◆ **EXERCISE**:
Lines containing the word "EWALLET" need to be counted. Please reply with how many there are, and nothing else.

# START OF MATERIAL SHOWN

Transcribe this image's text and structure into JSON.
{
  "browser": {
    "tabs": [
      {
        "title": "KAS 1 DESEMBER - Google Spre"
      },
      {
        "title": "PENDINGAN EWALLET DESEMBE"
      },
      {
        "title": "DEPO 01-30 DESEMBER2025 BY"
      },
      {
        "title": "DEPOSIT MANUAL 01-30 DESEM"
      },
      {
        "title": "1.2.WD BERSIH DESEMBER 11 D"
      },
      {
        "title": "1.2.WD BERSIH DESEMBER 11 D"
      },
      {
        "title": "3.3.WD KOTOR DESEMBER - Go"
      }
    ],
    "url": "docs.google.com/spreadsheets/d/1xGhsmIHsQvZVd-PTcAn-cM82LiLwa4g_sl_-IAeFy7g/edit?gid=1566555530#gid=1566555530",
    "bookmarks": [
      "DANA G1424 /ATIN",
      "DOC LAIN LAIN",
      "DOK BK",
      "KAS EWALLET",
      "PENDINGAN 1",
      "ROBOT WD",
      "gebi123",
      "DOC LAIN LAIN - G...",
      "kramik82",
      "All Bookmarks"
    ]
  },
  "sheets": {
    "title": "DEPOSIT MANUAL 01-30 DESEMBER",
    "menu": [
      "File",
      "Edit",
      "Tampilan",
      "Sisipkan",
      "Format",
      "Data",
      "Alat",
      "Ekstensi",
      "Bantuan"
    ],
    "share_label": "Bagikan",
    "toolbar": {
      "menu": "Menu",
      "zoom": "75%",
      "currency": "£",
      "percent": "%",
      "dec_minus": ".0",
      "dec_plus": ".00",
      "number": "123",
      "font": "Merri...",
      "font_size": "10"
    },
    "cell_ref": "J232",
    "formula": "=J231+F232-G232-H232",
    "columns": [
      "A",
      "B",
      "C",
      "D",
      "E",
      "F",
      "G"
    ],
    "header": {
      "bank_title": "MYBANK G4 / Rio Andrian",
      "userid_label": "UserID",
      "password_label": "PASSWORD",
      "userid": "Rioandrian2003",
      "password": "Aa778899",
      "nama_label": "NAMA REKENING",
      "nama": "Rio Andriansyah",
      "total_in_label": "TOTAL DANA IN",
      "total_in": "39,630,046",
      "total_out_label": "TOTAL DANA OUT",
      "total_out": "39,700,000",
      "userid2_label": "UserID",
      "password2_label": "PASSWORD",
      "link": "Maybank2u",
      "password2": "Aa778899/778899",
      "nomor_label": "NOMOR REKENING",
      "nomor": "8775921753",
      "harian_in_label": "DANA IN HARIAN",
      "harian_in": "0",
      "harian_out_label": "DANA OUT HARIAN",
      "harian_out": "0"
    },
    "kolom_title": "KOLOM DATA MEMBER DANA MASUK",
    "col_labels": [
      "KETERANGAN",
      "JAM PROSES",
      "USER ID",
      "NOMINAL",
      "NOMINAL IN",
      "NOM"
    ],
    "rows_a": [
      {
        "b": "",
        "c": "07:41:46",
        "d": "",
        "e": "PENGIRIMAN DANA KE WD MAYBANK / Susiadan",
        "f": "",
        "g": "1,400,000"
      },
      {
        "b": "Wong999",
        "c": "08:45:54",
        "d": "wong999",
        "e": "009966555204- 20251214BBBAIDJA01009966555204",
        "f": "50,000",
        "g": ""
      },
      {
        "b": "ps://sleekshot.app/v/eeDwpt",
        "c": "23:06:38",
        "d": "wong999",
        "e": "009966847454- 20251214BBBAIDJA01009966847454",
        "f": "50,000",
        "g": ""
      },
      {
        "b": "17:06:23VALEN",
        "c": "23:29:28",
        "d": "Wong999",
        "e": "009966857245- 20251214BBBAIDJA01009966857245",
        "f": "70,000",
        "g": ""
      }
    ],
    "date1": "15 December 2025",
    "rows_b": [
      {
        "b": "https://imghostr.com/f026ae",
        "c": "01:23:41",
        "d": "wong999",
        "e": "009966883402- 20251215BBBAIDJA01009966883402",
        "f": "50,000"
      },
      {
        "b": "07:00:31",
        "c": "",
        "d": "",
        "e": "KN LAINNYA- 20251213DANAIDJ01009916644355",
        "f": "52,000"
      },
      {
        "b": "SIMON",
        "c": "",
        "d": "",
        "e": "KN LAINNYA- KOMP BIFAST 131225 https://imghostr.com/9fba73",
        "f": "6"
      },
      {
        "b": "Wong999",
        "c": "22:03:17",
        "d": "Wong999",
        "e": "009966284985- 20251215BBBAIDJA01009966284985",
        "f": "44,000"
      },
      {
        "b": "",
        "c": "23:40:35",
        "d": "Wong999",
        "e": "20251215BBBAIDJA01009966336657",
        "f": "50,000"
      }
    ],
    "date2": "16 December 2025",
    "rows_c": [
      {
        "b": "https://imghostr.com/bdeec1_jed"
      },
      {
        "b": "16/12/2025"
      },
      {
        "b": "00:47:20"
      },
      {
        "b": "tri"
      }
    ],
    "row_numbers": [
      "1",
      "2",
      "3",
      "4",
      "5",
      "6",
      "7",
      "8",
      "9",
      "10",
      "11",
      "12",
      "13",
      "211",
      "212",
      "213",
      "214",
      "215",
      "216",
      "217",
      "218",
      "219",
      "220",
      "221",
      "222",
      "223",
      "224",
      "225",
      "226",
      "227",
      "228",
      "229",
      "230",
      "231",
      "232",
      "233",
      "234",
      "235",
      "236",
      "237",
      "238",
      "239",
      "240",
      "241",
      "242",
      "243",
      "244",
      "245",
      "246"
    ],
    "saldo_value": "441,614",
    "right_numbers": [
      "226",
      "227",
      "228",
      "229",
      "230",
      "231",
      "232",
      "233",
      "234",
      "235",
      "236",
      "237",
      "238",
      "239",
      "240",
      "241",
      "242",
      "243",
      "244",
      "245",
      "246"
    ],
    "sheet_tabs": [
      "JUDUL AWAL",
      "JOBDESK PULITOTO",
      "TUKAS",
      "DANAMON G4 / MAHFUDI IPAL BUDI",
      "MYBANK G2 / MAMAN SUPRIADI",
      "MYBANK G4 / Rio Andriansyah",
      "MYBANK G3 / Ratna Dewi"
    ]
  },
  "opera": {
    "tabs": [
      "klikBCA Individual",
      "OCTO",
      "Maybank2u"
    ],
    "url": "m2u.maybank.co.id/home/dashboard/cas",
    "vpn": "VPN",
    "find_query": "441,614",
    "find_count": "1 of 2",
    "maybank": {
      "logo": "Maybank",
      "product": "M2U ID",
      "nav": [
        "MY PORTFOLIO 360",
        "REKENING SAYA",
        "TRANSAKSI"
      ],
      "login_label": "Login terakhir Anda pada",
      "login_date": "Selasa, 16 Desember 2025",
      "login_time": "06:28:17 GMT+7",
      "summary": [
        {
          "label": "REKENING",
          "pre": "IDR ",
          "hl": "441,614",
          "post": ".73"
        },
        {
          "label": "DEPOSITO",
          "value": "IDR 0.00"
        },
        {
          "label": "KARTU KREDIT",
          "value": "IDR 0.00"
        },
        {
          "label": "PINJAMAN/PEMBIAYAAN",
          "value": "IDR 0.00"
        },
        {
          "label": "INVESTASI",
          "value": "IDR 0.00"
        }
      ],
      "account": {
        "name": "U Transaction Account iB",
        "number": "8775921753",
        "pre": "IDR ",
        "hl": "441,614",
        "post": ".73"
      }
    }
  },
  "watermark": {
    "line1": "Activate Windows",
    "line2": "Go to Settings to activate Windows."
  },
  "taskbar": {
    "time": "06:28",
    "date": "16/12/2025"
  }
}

# END OF MATERIAL SHOWN

◆ **OUTPUT FOR THIS EXERCISE**:
2